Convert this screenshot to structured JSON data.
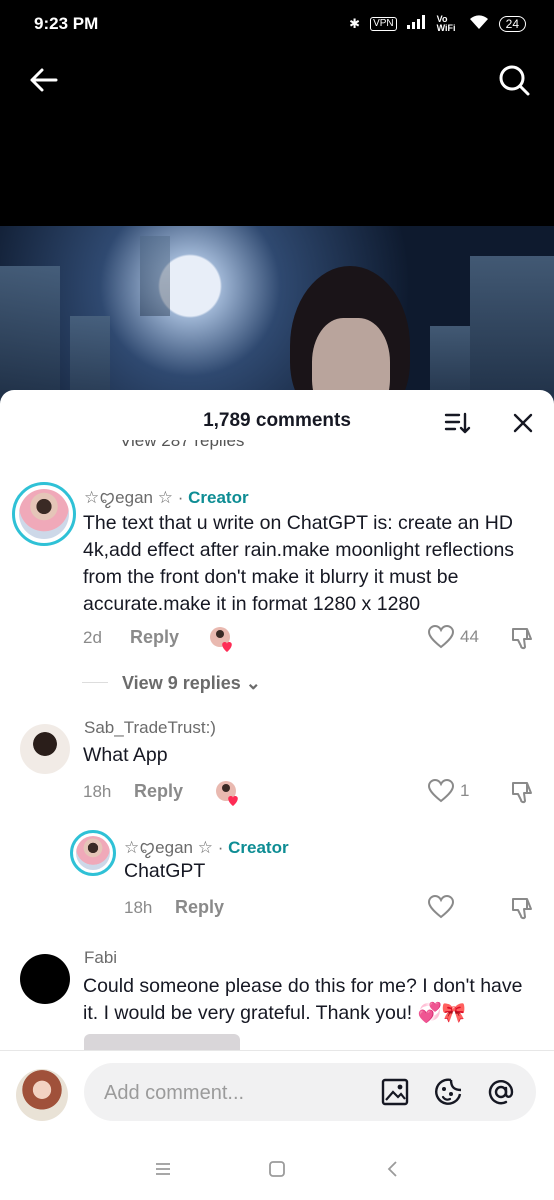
{
  "status": {
    "time": "9:23 PM",
    "vpn": "VPN",
    "wifi_label": "Vo WiFi",
    "battery": "24"
  },
  "colors": {
    "accent_teal": "#0e8d94",
    "creator_ring": "#2fc1d6",
    "text": "#161823",
    "muted": "#8a8a8a",
    "heart_red": "#fe2c55"
  },
  "header": {
    "comment_count": "1,789 comments",
    "peek_text": "View 287 replies"
  },
  "comments": [
    {
      "username": "☆ꨄegan ☆",
      "separator": "·",
      "tag": "Creator",
      "text": "The text that u write on ChatGPT is: create an HD 4k,add effect after rain.make moonlight reflections from the front don't make it blurry it must be accurate.make it in format 1280 x 1280",
      "age": "2d",
      "reply_label": "Reply",
      "likes": "44",
      "view_replies": "View 9 replies"
    },
    {
      "username": "Sab_TradeTrust:)",
      "text": "What App",
      "age": "18h",
      "reply_label": "Reply",
      "likes": "1"
    },
    {
      "username": "☆ꨄegan ☆",
      "separator": "·",
      "tag": "Creator",
      "text": "ChatGPT",
      "age": "18h",
      "reply_label": "Reply",
      "likes": ""
    },
    {
      "username": "Fabi",
      "text": "Could someone please do this for me? I don't have it. I would be very grateful. Thank you! 💞🎀"
    }
  ],
  "input": {
    "placeholder": "Add comment..."
  },
  "icons": {
    "back": "arrow-left-icon",
    "search": "search-icon",
    "sort": "sort-icon",
    "close": "close-icon",
    "heart": "heart-icon",
    "dislike": "thumb-down-icon",
    "image": "image-icon",
    "emoji": "emoji-icon",
    "mention": "at-icon"
  }
}
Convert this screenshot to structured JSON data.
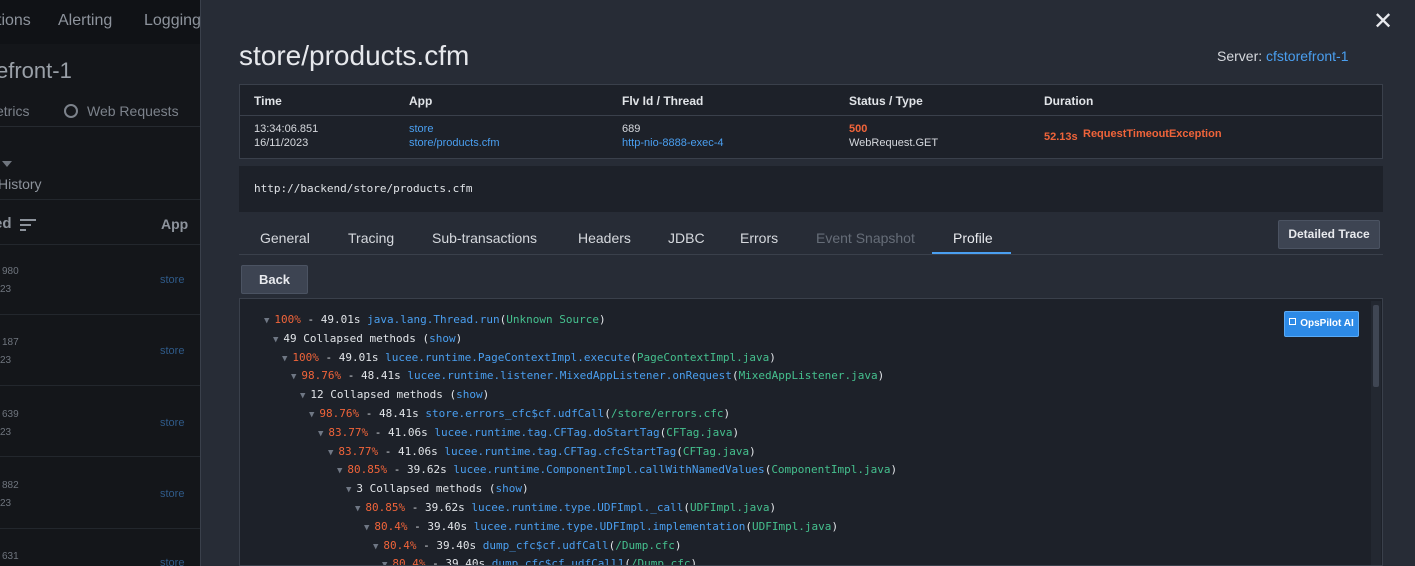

### What the task asks
Leaving aside the images, write out the entries above word for word.

### Answer to this problem
Convert this screenshot to structured JSON data.
{
  "status": {
    "time": "9:23 PM",
    "vpn": "VPN",
    "wifi_label": "Vo WiFi",
    "battery": "24"
  },
  "colors": {
    "accent_teal": "#0e8d94",
    "creator_ring": "#2fc1d6",
    "text": "#161823",
    "muted": "#8a8a8a",
    "heart_red": "#fe2c55"
  },
  "header": {
    "comment_count": "1,789 comments",
    "peek_text": "View 287 replies"
  },
  "comments": [
    {
      "username": "☆ꨄegan ☆",
      "separator": "·",
      "tag": "Creator",
      "text": "The text that u write on ChatGPT is: create an HD 4k,add effect after rain.make moonlight reflections from the front don't make it blurry it must be accurate.make it in format 1280 x 1280",
      "age": "2d",
      "reply_label": "Reply",
      "likes": "44",
      "view_replies": "View 9 replies"
    },
    {
      "username": "Sab_TradeTrust:)",
      "text": "What App",
      "age": "18h",
      "reply_label": "Reply",
      "likes": "1"
    },
    {
      "username": "☆ꨄegan ☆",
      "separator": "·",
      "tag": "Creator",
      "text": "ChatGPT",
      "age": "18h",
      "reply_label": "Reply",
      "likes": ""
    },
    {
      "username": "Fabi",
      "text": "Could someone please do this for me? I don't have it. I would be very grateful. Thank you! 💞🎀"
    }
  ],
  "input": {
    "placeholder": "Add comment..."
  },
  "icons": {
    "back": "arrow-left-icon",
    "search": "search-icon",
    "sort": "sort-icon",
    "close": "close-icon",
    "heart": "heart-icon",
    "dislike": "thumb-down-icon",
    "image": "image-icon",
    "emoji": "emoji-icon",
    "mention": "at-icon"
  }
}
Convert this screenshot to structured JSON data.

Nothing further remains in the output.